>> Begin SUPPLIED DATA

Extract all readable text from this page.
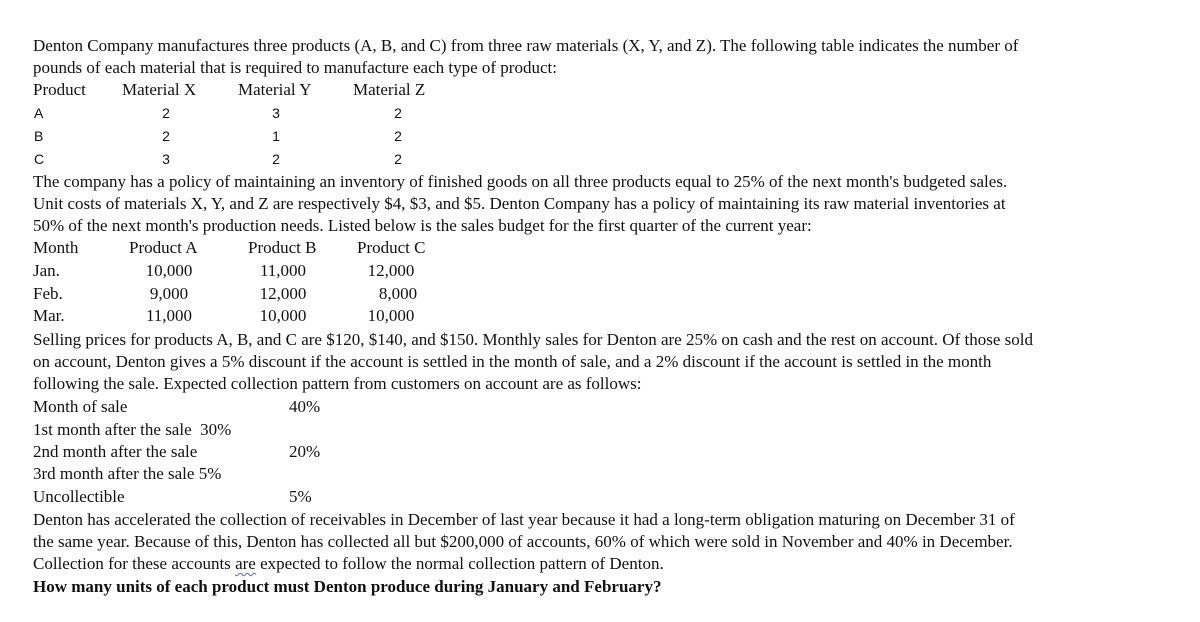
Denton Company manufactures three products (A, B, and C) from three raw materials (X, Y, and Z). The following table indicates the number of
pounds of each material that is required to manufacture each type of product:
Product Material X Material Y Material Z
A	2	3	2
B	2	1	2
C	3	2	2
The company has a policy of maintaining an inventory of finished goods on all three products equal to 25% of the next month's budgeted sales.
Unit costs of materials X, Y, and Z are respectively $4, $3, and $5. Denton Company has a policy of maintaining its raw material inventories at
50% of the next month's production needs. Listed below is the sales budget for the first quarter of the current year:
Month	Product A	Product B Product C
Jan.	10,000	11,000	12,000
Feb.	9,000	12,000	8,000
Mar.	11,000	10,000	10,000
Selling prices for products A, B, and C are $120, $140, and $150. Monthly sales for Denton are 25% on cash and the rest on account. Of those sold
on account, Denton gives a 5% discount if the account is settled in the month of sale, and a 2% discount if the account is settled in the month
following the sale. Expected collection pattern from customers on account are as follows:
Month of sale	40%
1st month after the sale  30%
2nd month after the sale	20%
3rd month after the sale 5%
Uncollectible	5%
Denton has accelerated the collection of receivables in December of last year because it had a long-term obligation maturing on December 31 of
the same year. Because of this, Denton has collected all but $200,000 of accounts, 60% of which were sold in November and 40% in December.
Collection for these accounts are expected to follow the normal collection pattern of Denton.
How many units of each product must Denton produce during January and February?
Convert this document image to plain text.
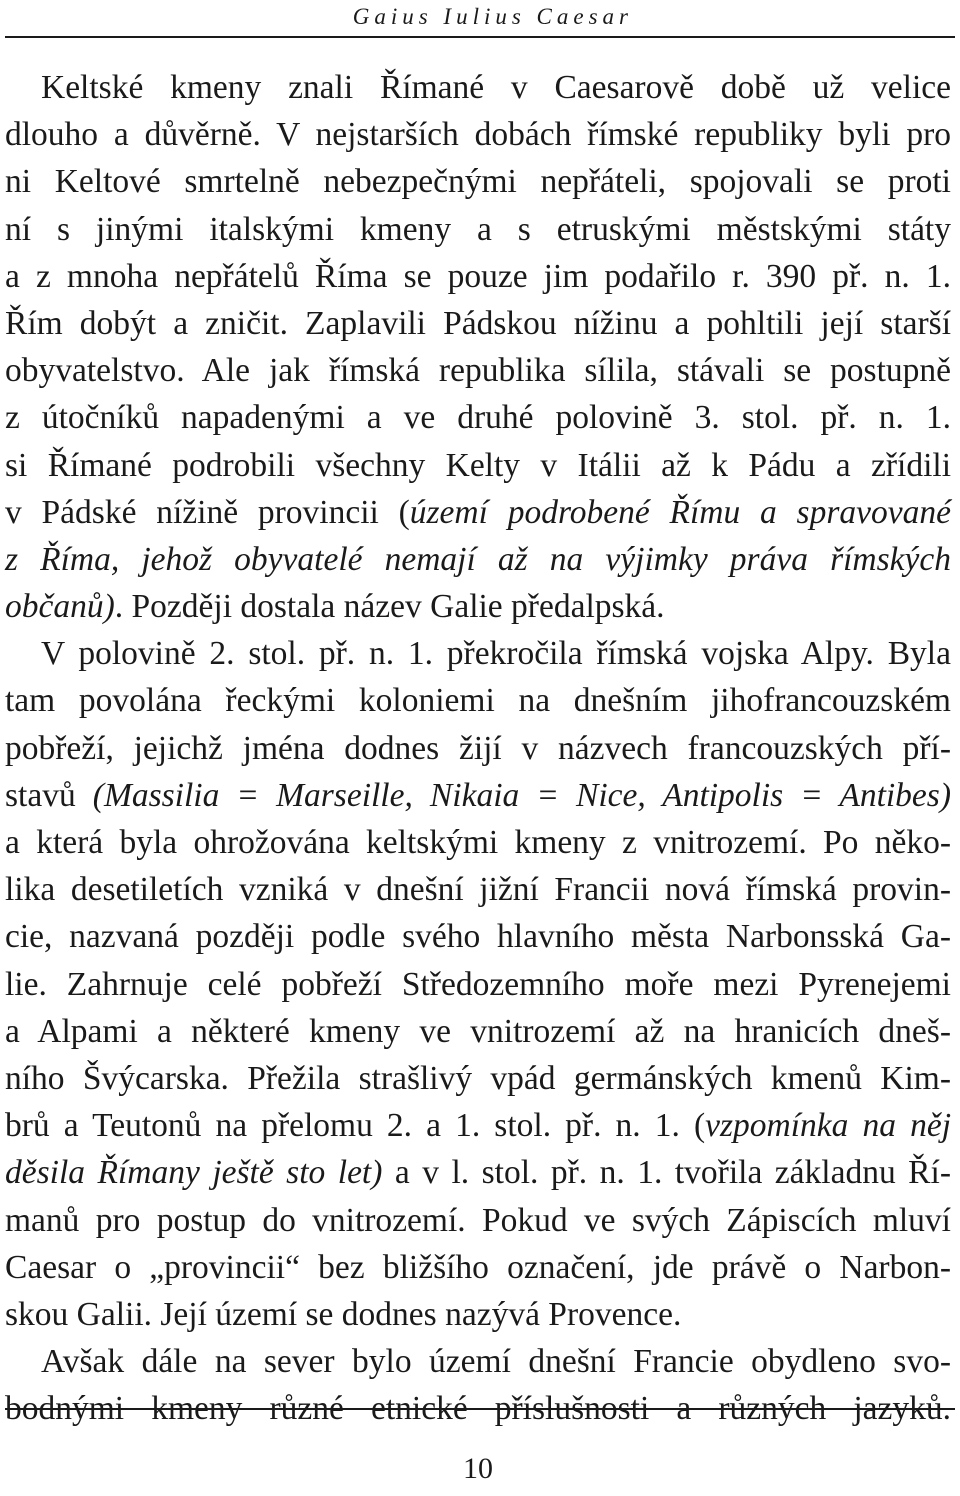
Gaius Iulius Caesar
Keltské kmeny znali Římané v Caesarově době už velice
dlouho a důvěrně. V nejstarších dobách římské republiky byli pro
ni Keltové smrtelně nebezpečnými nepřáteli, spojovali se proti
ní s jinými italskými kmeny a s etruskými městskými státy
a z mnoha nepřátelů Říma se pouze jim podařilo r. 390 př. n. 1.
Řím dobýt a zničit. Zaplavili Pádskou nížinu a pohltili její starší
obyvatelstvo. Ale jak římská republika sílila, stávali se postupně
z útočníků napadenými a ve druhé polovině 3. stol. př. n. 1.
si Římané podrobili všechny Kelty v Itálii až k Pádu a zřídili
v Pádské nížině provincii (území podrobené Římu a spravované
z Říma, jehož obyvatelé nemají až na výjimky práva římských
občanů). Později dostala název Galie předalpská.
V polovině 2. stol. př. n. 1. překročila římská vojska Alpy. Byla
tam povolána řeckými koloniemi na dnešním jihofrancouzském
pobřeží, jejichž jména dodnes žijí v názvech francouzských pří-
stavů (Massilia = Marseille, Nikaia = Nice, Antipolis = Antibes)
a která byla ohrožována keltskými kmeny z vnitrozemí. Po něko-
lika desetiletích vzniká v dnešní jižní Francii nová římská provin-
cie, nazvaná později podle svého hlavního města Narbonsská Ga-
lie. Zahrnuje celé pobřeží Středozemního moře mezi Pyrenejemi
a Alpami a některé kmeny ve vnitrozemí až na hranicích dneš-
ního Švýcarska. Přežila strašlivý vpád germánských kmenů Kim-
brů a Teutonů na přelomu 2. a 1. stol. př. n. 1. (vzpomínka na něj
děsila Římany ještě sto let) a v l. stol. př. n. 1. tvořila základnu Ří-
manů pro postup do vnitrozemí. Pokud ve svých Zápiscích mluví
Caesar o „provincii“ bez bližšího označení, jde právě o Narbon-
skou Galii. Její území se dodnes nazývá Provence.
Avšak dále na sever bylo území dnešní Francie obydleno svo-
bodnými kmeny různé etnické příslušnosti a různých jazyků.
10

>> End SUPPLIED DATA

## [STATED TASK]
From the records above, work out how many lines contain the string "kmeny". Give only the number.

## [EXERCISE OUTPUT]
5